▶ [STATED PROBLEM]
Make an exact copy of the entries, and keep any pictures out of it.

▶ [MATERIAL FOR THIS TASK]
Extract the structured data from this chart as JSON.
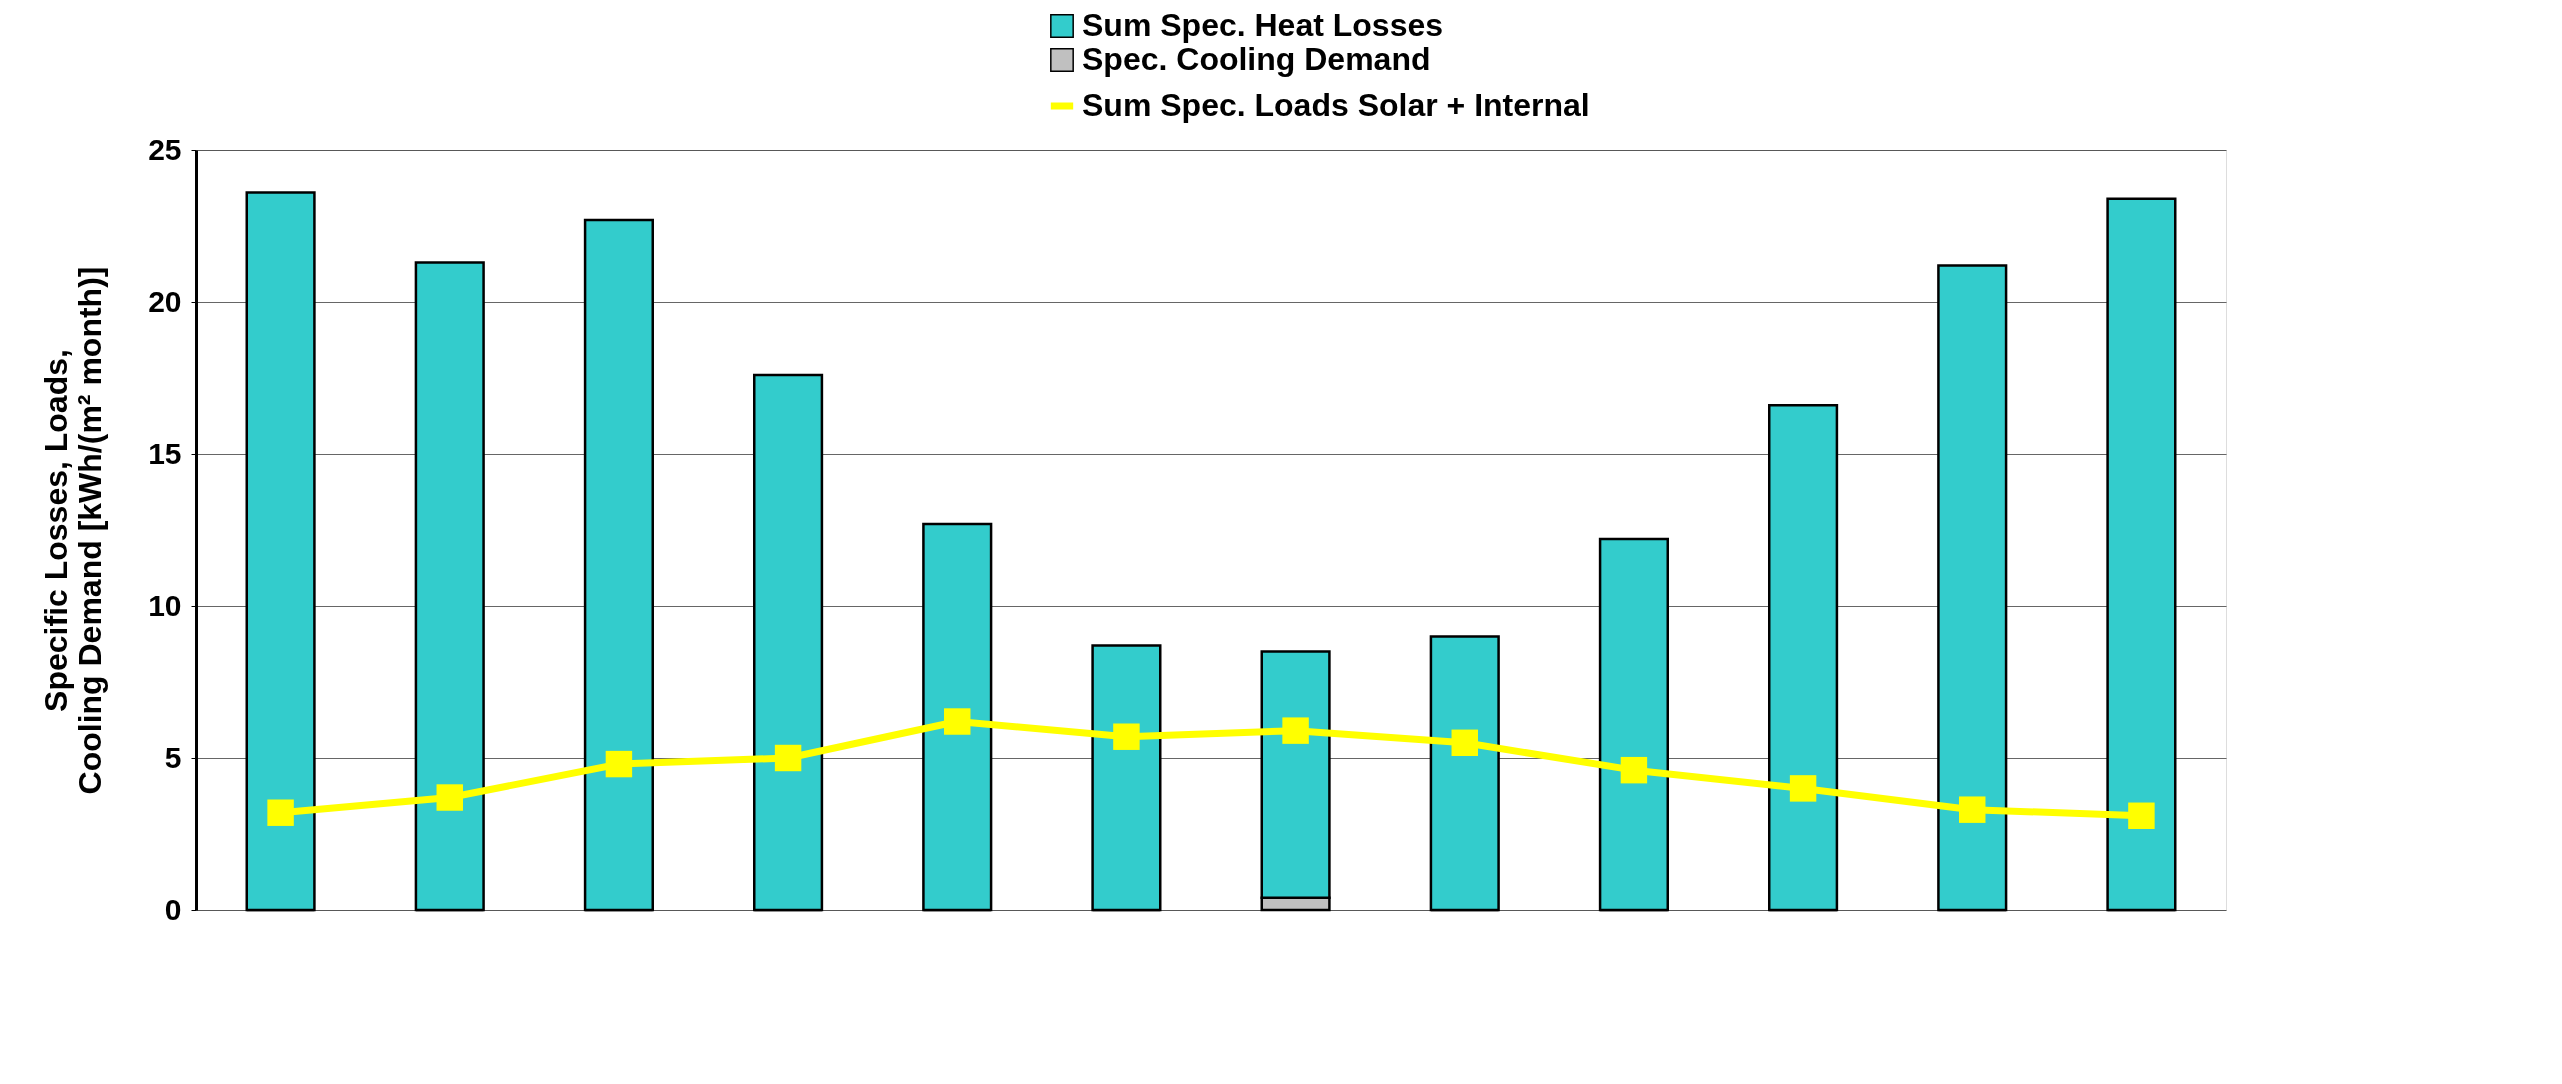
{
  "chart_data": {
    "type": "bar",
    "stacked": true,
    "ylabel": "Specific Losses, Loads,\nCooling Demand [kWh/(m² month)]",
    "categories": [
      null,
      null,
      null,
      null,
      null,
      null,
      null,
      null,
      null,
      null,
      null,
      null
    ],
    "series": [
      {
        "name": "Spec. Cooling Demand",
        "color": "#c0c0c0",
        "values": [
          0,
          0,
          0,
          0,
          0,
          0,
          0.4,
          0,
          0,
          0,
          0,
          0
        ]
      },
      {
        "name": "Sum Spec. Heat Losses",
        "color": "#33cccc",
        "values": [
          23.6,
          21.3,
          22.7,
          17.6,
          12.7,
          8.7,
          8.1,
          9.0,
          12.2,
          16.6,
          21.2,
          23.4
        ]
      },
      {
        "name": "Sum Spec. Loads Solar + Internal",
        "type": "line",
        "color": "#ffff00",
        "marker": "square",
        "values": [
          3.2,
          3.7,
          4.8,
          5.0,
          6.2,
          5.7,
          5.9,
          5.5,
          4.6,
          4.0,
          3.3,
          3.1
        ]
      }
    ],
    "ylim": [
      0,
      25
    ],
    "yticks": [
      0,
      5,
      10,
      15,
      20,
      25
    ],
    "grid": "y",
    "legend": "top right"
  }
}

▶ [RESPONSE TO THE TASK]
Extract the structured data from this chart as JSON.
{
  "chart_data": {
    "type": "bar",
    "stacked": true,
    "ylabel": "Specific Losses, Loads,\nCooling Demand [kWh/(m² month)]",
    "categories": [
      null,
      null,
      null,
      null,
      null,
      null,
      null,
      null,
      null,
      null,
      null,
      null
    ],
    "series": [
      {
        "name": "Spec. Cooling Demand",
        "color": "#c0c0c0",
        "values": [
          0,
          0,
          0,
          0,
          0,
          0,
          0.4,
          0,
          0,
          0,
          0,
          0
        ]
      },
      {
        "name": "Sum Spec. Heat Losses",
        "color": "#33cccc",
        "values": [
          23.6,
          21.3,
          22.7,
          17.6,
          12.7,
          8.7,
          8.1,
          9.0,
          12.2,
          16.6,
          21.2,
          23.4
        ]
      },
      {
        "name": "Sum Spec. Loads Solar + Internal",
        "type": "line",
        "color": "#ffff00",
        "marker": "square",
        "values": [
          3.2,
          3.7,
          4.8,
          5.0,
          6.2,
          5.7,
          5.9,
          5.5,
          4.6,
          4.0,
          3.3,
          3.1
        ]
      }
    ],
    "ylim": [
      0,
      25
    ],
    "yticks": [
      0,
      5,
      10,
      15,
      20,
      25
    ],
    "grid": "y",
    "legend": "top right"
  }
}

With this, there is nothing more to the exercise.